AIM: What is the number of lines holding the word "dark"? Write that number and nothing else.

--- start SUPPLIED ENTRIES ---

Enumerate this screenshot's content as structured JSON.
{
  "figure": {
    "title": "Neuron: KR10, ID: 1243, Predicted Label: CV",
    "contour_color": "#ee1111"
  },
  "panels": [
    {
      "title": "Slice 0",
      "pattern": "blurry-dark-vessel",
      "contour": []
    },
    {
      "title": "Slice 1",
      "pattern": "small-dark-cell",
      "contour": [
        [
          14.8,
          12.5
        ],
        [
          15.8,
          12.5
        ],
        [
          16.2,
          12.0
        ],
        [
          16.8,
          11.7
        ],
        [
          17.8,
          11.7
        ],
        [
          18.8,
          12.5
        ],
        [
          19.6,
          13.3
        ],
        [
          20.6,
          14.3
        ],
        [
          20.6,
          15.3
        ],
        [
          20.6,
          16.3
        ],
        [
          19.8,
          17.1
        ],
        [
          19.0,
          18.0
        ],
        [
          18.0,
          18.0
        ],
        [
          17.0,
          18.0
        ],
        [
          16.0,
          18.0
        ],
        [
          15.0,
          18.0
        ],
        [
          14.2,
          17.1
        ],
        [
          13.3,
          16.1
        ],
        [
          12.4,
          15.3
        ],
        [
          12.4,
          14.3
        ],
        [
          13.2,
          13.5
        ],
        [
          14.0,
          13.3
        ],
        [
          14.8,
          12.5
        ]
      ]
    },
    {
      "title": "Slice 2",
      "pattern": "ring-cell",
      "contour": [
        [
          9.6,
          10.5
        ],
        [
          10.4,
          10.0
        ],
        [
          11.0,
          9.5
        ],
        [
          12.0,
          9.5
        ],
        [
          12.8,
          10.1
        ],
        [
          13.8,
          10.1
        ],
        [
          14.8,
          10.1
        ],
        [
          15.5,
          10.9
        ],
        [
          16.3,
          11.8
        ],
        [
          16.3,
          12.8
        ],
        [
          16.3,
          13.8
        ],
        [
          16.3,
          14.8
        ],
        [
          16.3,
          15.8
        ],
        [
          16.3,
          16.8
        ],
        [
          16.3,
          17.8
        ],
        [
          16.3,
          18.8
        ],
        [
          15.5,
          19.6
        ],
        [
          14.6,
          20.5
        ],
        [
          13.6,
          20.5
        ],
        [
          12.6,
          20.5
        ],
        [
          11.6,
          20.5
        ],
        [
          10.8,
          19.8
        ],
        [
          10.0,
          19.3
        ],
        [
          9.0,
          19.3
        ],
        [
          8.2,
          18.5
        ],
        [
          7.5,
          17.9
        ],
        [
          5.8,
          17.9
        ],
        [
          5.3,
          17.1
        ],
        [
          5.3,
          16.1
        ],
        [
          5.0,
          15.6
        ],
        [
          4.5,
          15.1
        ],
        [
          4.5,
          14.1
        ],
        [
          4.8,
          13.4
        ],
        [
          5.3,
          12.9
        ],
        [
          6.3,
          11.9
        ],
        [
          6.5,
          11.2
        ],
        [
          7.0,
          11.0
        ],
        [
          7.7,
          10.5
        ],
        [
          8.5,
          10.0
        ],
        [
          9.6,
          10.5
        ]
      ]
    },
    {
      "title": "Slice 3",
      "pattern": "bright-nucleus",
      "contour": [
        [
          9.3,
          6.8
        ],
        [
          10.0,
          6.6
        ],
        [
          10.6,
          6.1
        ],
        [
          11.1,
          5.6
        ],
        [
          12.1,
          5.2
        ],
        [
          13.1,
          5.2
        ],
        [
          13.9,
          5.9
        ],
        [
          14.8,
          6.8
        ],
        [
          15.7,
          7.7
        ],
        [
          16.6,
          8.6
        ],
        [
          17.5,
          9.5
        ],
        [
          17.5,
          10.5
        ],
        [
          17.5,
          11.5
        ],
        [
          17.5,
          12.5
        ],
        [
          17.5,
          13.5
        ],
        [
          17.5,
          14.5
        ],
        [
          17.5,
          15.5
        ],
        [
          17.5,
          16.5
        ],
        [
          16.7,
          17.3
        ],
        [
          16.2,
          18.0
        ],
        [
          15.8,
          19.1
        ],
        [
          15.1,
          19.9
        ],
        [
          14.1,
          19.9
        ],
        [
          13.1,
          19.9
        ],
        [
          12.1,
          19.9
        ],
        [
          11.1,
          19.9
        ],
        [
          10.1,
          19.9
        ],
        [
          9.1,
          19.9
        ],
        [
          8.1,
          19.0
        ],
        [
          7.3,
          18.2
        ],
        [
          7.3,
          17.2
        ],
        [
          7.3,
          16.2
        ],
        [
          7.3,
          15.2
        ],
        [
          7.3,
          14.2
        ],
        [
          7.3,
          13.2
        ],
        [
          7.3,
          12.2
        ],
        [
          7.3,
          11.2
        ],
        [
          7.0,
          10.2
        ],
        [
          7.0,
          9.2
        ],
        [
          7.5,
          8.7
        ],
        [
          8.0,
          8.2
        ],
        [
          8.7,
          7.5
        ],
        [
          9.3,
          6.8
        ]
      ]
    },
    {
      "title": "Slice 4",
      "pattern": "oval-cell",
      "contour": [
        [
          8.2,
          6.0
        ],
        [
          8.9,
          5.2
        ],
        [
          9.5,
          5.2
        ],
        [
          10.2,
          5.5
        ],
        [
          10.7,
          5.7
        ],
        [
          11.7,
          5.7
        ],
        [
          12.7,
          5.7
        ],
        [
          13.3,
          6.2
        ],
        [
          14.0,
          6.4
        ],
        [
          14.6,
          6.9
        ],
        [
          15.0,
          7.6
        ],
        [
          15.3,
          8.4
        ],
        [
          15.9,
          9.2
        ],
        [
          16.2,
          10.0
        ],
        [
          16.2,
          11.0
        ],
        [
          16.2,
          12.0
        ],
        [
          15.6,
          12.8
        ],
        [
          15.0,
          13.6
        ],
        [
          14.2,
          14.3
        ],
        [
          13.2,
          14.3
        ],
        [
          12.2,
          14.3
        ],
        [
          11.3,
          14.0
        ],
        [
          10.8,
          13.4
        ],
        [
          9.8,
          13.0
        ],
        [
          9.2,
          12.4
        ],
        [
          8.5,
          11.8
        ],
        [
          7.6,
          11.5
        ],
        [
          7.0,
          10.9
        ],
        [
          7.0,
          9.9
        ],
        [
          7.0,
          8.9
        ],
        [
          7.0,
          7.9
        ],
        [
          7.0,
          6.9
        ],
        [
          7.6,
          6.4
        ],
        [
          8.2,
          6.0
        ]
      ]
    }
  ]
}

--- end SUPPLIED ENTRIES ---

RESULT OF THE TASK: 2